### What is expected
Where does the string "your" occur in the records below? Copy every line that holds it.

### Data in this exercise
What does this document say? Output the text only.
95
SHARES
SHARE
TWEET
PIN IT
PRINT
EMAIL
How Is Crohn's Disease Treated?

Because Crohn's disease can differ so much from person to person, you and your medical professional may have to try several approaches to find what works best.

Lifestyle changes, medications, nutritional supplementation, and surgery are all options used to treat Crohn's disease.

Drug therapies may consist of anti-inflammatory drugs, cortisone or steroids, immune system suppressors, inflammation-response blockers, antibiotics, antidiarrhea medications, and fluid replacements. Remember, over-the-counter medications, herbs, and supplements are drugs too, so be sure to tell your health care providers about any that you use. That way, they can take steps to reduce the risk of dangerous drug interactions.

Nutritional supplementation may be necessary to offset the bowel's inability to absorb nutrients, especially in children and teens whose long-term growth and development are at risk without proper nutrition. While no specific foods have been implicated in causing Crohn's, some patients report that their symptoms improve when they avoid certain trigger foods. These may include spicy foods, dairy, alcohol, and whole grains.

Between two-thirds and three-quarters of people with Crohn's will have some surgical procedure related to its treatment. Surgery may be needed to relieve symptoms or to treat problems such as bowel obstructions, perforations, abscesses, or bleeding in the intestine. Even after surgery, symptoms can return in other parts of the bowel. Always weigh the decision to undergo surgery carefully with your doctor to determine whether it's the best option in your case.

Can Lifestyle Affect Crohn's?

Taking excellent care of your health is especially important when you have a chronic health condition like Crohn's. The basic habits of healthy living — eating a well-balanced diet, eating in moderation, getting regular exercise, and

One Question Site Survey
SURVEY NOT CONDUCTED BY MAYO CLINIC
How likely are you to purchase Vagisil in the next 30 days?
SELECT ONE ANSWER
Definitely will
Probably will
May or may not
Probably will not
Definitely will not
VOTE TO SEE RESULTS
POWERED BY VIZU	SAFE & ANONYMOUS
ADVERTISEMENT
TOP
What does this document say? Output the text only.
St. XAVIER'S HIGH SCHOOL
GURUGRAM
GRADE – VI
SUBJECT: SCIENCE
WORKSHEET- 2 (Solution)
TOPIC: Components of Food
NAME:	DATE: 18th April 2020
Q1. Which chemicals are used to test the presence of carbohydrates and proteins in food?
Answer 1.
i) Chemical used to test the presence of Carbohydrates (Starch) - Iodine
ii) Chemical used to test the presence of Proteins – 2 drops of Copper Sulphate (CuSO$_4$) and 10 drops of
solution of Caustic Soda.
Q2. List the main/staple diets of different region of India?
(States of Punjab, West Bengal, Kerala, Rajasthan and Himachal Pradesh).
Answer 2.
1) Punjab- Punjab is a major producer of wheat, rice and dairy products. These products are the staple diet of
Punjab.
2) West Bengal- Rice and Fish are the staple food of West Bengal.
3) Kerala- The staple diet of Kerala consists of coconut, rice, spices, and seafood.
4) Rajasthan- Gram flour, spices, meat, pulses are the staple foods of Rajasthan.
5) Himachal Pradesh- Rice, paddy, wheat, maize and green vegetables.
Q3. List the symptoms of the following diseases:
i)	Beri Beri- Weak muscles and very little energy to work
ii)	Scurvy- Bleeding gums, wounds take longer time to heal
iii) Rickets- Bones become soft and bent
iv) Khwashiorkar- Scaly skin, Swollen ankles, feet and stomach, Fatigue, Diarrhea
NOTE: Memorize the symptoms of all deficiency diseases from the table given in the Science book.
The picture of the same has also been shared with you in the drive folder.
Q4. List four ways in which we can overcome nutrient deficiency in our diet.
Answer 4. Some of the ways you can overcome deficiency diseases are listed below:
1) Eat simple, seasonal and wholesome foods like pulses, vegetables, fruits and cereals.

### Solution to the problem
Because Crohn's disease can differ so much from person to person, you and your medical professional may have to try several approaches to find what works best.
Drug therapies may consist of anti-inflammatory drugs, cortisone or steroids, immune system suppressors, inflammation-response blockers, antibiotics, antidiarrhea medications, and fluid replacements. Remember, over-the-counter medications, herbs, and supplements are drugs too, so be sure to tell your health care providers about any that you use. That way, they can take steps to reduce the risk of dangerous drug interactions.
Between two-thirds and three-quarters of people with Crohn's will have some surgical procedure related to its treatment. Surgery may be needed to relieve symptoms or to treat problems such as bowel obstructions, perforations, abscesses, or bleeding in the intestine. Even after surgery, symptoms can return in other parts of the bowel. Always weigh the decision to undergo surgery carefully with your doctor to determine whether it's the best option in your case.
Taking excellent care of your health is especially important when you have a chronic health condition like Crohn's. The basic habits of healthy living — eating a well-balanced diet, eating in moderation, getting regular exercise, and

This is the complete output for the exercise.